GIVEN EXERCISE 1 » In the records, switch "x-tick-label" to "x-axis-tick" in the part that opens with the first line and closes with the line containing "data-point <box>629 471 637 479</box>". Keep everything else the same, and return only that part.

PROVIDED TEXT »
* * * * * * *
It looks like this is not the case,

"It is also this setup that also allows Uber to pay what their critics say is less than their ‘fair share’ of tax – Uber pays no VAT and, last year, only paid £411,000 in Corporation Tax."

https://www.londonreconnections.com/2017/understanding-uber-...


While it does matter for me as well, most people won't care. The number of people who regularly travel abroad and use taxis there (most European tourists revert to public transport when on holiday or get transportation from an organiser) will be low. Uber is popular in London because they're the only one here (apart from Addison Lee which has a different focus). I don't think people are attached to the brand, they just like the price.


I travel overseas a ton and i'll counter -- I may not like the brand (actually I love them!) but it is hard to ignore the convenience. When I go overseas, I dont want to figure out the local app, install the local app, set up the local app, learn to use the local app, etc. I've been to five countries in the past five months and used Uber in every single one. I didnt have to haggle in foreign languages and the receipt came to my email onto a single credit card for easy accounting. There is a HUGE value to that. It may not matter a lot of those not traveling, but the world is huge and lots of people travel, esp those in the cohort that use Uber.

I also traveled domestically and overseas a ton (four years with Accenture on the road constantly) and remember a pre-Uber world. Shudder. While you are right that I can theoretically go with multiple services domestically in the US, I'd still go with a single one to ensure easy accounting, and when dealing with overseas travel, it is a no-brainer.


I regularly find Lyft to be more than twice the price of Uber. That price difference makes quite a difference to me, honestly.


All the prices are artificially kept low as Uber and Lyft seek market share to bankrupt traditional taxi service. I expect within five years you will see dramatically higher costs.


I will say good riddance, and I bet prices will be similar, even lower.


Frankly, I don't get it why so many people in tech are so biased against smaller independent businesses such as taxis and mom-and-pop shops, so that the shareholders have more money (and they already don't know what to do with their money and beg entrepreneurs to take them to beat index funds returns). Like everybody has to be a corporate slave otherwise doesn't have right to exist. It's obvious those smaller/independent companies are the target of Uber/Lyft, sucking life off another class of people that would otherwise have bearable conditions of their existence. This is frankly a highway to hell for everyone.


It might have something to do with taxi drivers specifically since they're not known for being the most honest and decent service providers. Whether it's scams like letting air out of their tires, not starting the meter or taking longer routes or discriminatory practices like avoiding certain neighborhoods and driving by minorities to pick up white people (yes, this is a thing and a friend and I had it happen reliably enough that it became a running joke), the pre-Uber cab situation was pretty bad and there wasn't much riders could do about it. I admit to some schadenfreude at seeing taxi drivers struggle after so many years of putting up with their BS.


OK, probably because I live in Germany where taxis work fine my perspective is different.


But taxi companies have regulatory capture. How are giant VC funded companies dumping service into the market below cost supposed to compete with that?


This whole problem exists not because taxis didn't embrace technology soon enough, but because in 1936 they put a cap on issuing new medallions in NYC. Which meant that since then, irrespective of the economic growth and the number of people, the number of taxi cabs became severely restricted. This created an artificially increased prices for taxies. In the year 2011 a taxi cab medallion was sold for $1 Million in 2011 [1].
* * * * * * *
GIVEN EXERCISE 2 » From the discussion about Uber and taxis, reproduce word for word the part that opens with the words containing "All the prices" and closes with "dramatically higher costs.".
* * * * * * *
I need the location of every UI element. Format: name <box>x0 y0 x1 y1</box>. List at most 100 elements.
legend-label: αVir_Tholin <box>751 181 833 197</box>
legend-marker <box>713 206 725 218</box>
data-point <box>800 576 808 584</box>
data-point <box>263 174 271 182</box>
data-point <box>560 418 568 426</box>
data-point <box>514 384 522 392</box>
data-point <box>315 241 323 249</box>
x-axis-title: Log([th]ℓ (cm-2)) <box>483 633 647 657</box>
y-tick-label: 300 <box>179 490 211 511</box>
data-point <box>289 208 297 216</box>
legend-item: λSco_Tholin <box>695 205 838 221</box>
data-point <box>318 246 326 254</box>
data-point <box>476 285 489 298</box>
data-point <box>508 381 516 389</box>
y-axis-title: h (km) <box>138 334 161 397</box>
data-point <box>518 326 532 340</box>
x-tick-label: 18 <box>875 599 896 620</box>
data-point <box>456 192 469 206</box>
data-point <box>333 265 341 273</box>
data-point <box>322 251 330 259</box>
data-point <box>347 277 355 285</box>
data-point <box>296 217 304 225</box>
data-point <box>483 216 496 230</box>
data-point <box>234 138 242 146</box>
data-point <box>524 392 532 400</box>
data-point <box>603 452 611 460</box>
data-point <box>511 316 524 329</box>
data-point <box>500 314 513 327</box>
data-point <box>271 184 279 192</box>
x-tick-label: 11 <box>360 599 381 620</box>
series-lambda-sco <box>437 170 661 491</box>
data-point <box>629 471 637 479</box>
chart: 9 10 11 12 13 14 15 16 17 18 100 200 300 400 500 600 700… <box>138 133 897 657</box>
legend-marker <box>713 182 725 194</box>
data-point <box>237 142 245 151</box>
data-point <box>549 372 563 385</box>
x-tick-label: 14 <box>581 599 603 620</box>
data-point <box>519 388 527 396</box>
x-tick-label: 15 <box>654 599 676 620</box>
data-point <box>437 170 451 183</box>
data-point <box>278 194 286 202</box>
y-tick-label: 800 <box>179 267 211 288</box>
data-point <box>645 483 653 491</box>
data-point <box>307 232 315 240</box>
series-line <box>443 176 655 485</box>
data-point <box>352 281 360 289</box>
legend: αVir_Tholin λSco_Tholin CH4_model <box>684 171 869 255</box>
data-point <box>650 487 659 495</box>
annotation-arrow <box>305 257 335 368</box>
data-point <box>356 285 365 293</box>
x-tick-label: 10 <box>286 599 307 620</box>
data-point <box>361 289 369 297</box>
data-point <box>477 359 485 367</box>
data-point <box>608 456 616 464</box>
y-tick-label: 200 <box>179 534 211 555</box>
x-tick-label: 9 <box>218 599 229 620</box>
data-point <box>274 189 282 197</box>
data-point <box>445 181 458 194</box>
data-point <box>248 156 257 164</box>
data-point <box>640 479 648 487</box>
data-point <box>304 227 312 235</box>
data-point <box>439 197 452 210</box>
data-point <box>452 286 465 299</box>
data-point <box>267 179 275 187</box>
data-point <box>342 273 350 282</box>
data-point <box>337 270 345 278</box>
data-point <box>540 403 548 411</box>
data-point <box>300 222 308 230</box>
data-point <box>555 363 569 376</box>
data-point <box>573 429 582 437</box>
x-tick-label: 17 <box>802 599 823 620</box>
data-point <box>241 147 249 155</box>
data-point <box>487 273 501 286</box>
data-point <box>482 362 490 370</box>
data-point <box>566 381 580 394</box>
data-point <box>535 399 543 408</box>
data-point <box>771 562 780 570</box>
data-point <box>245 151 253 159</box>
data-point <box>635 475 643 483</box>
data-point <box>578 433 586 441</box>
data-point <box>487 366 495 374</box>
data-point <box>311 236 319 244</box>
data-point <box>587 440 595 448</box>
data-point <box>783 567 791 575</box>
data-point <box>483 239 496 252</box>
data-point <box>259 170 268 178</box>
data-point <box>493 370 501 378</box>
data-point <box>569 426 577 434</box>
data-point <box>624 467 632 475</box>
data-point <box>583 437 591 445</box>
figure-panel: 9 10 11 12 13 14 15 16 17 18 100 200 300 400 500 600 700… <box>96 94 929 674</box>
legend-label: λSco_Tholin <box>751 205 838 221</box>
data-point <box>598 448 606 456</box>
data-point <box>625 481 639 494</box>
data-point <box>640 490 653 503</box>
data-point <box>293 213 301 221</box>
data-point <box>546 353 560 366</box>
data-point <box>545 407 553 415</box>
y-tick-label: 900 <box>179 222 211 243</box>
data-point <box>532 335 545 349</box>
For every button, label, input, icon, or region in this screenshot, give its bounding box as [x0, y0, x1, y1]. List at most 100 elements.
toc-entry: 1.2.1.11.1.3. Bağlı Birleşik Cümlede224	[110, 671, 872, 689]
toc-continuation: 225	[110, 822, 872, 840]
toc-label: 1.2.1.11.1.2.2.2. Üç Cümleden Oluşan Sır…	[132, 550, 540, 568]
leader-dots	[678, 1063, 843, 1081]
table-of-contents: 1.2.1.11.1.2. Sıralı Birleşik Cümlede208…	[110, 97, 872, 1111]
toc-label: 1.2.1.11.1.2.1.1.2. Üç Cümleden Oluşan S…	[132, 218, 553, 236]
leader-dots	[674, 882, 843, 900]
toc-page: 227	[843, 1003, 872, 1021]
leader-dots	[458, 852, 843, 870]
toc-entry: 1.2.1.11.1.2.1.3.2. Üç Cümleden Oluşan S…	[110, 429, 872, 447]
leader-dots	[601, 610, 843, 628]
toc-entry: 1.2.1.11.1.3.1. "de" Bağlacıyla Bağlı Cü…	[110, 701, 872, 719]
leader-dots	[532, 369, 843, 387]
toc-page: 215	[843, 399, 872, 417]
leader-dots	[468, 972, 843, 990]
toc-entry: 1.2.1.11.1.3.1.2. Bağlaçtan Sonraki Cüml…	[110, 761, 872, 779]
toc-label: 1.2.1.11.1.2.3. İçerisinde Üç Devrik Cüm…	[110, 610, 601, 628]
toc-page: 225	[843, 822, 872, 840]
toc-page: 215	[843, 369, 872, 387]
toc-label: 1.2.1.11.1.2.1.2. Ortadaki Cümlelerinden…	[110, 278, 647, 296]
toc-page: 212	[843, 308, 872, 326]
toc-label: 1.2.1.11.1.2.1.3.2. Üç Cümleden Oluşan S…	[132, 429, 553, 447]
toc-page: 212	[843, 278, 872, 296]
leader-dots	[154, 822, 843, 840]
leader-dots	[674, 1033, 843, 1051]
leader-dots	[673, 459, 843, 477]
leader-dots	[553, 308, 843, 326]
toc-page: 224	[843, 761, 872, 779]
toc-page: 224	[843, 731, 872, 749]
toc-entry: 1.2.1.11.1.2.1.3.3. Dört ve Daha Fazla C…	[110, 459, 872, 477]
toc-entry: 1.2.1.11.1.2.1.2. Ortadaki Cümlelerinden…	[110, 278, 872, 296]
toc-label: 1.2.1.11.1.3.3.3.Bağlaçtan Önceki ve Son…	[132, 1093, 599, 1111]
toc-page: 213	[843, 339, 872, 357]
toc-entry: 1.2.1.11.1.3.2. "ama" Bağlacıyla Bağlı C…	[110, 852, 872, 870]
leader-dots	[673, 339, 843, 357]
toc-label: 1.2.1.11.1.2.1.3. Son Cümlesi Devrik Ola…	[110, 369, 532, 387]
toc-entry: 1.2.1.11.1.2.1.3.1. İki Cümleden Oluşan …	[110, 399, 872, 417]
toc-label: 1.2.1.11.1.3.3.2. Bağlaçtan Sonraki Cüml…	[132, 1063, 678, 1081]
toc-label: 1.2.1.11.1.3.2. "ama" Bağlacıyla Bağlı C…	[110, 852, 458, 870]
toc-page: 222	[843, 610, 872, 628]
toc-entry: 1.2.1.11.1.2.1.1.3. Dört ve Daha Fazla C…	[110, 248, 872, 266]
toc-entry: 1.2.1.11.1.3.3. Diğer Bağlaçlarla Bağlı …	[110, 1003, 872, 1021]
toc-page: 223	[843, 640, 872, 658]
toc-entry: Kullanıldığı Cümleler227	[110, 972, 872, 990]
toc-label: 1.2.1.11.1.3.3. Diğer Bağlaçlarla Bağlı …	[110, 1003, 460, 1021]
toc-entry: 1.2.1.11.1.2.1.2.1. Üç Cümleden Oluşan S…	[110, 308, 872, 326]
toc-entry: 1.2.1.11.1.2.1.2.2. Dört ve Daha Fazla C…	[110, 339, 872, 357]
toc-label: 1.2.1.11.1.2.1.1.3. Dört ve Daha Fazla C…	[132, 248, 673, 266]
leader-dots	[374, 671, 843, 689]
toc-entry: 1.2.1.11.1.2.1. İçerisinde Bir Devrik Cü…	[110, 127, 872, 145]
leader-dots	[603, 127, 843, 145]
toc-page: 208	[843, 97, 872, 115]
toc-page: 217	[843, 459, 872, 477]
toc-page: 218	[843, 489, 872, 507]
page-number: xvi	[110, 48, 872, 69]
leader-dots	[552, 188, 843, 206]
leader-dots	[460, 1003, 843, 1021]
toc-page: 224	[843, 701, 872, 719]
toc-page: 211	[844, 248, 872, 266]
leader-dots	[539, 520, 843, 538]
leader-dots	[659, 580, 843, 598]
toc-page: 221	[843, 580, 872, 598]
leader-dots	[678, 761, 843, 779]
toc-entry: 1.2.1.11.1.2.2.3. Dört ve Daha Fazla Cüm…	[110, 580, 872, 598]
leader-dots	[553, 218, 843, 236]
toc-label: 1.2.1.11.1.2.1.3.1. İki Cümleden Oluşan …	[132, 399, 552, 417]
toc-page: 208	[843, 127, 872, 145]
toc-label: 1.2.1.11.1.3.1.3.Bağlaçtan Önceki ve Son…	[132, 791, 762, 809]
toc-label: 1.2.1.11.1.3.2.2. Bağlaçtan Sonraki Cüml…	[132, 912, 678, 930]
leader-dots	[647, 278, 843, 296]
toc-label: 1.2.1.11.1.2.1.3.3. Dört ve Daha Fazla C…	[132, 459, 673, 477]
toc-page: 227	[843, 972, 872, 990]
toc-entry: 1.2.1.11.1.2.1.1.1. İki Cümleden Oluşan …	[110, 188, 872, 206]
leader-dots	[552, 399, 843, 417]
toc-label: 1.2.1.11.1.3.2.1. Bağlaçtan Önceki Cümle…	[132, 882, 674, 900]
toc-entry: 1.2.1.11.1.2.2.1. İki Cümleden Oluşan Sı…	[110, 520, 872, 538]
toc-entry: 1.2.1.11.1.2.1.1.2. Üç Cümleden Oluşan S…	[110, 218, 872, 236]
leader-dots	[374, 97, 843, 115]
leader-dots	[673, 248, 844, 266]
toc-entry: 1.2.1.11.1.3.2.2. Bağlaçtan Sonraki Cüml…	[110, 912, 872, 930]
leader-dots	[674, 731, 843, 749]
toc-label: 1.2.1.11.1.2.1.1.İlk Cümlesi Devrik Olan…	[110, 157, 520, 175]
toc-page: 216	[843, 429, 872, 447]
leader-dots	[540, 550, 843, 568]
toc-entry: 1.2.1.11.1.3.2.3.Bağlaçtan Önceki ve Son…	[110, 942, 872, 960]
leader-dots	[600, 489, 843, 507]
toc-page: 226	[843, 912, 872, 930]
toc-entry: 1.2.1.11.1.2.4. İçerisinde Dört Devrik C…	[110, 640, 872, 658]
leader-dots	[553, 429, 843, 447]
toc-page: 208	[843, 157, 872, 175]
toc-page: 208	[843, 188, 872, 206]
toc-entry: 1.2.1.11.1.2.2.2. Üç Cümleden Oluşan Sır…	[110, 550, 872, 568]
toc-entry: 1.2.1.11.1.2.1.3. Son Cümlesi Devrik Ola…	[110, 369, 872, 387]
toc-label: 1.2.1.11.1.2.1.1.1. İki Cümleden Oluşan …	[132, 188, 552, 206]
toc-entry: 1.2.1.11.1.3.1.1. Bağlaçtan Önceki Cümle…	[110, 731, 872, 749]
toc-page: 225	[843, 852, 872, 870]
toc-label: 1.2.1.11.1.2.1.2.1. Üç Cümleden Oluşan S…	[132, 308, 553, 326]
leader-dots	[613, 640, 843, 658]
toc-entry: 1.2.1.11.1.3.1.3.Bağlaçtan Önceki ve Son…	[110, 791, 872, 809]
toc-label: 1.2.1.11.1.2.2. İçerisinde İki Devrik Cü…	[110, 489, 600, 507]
* * * * * * *
EXERCISE OUTPUT 1 »
I need the location of every UI element. Format: name <box>x0 y0 x1 y1</box>. List at most 100 elements.
legend-label: αVir_Tholin <box>751 181 833 197</box>
legend-marker <box>713 206 725 218</box>
data-point <box>800 576 808 584</box>
data-point <box>263 174 271 182</box>
data-point <box>560 418 568 426</box>
data-point <box>514 384 522 392</box>
data-point <box>315 241 323 249</box>
x-axis-title: Log([th]ℓ (cm-2)) <box>483 633 647 657</box>
y-tick-label: 300 <box>179 490 211 511</box>
data-point <box>289 208 297 216</box>
legend-item: λSco_Tholin <box>695 205 838 221</box>
data-point <box>318 246 326 254</box>
data-point <box>476 285 489 298</box>
data-point <box>508 381 516 389</box>
y-axis-title: h (km) <box>138 334 161 397</box>
data-point <box>518 326 532 340</box>
x-axis-tick: 18 <box>875 599 896 620</box>
data-point <box>456 192 469 206</box>
data-point <box>333 265 341 273</box>
data-point <box>322 251 330 259</box>
data-point <box>347 277 355 285</box>
data-point <box>296 217 304 225</box>
data-point <box>483 216 496 230</box>
data-point <box>234 138 242 146</box>
data-point <box>524 392 532 400</box>
data-point <box>603 452 611 460</box>
data-point <box>511 316 524 329</box>
data-point <box>500 314 513 327</box>
data-point <box>271 184 279 192</box>
x-axis-tick: 11 <box>360 599 381 620</box>
series-lambda-sco <box>437 170 661 491</box>
data-point <box>629 471 637 479</box>

EXERCISE OUTPUT 2 »
All the prices are artificially kept low as Uber and Lyft seek market share to bankrupt traditional taxi service. I expect within five years you will see dramatically higher costs.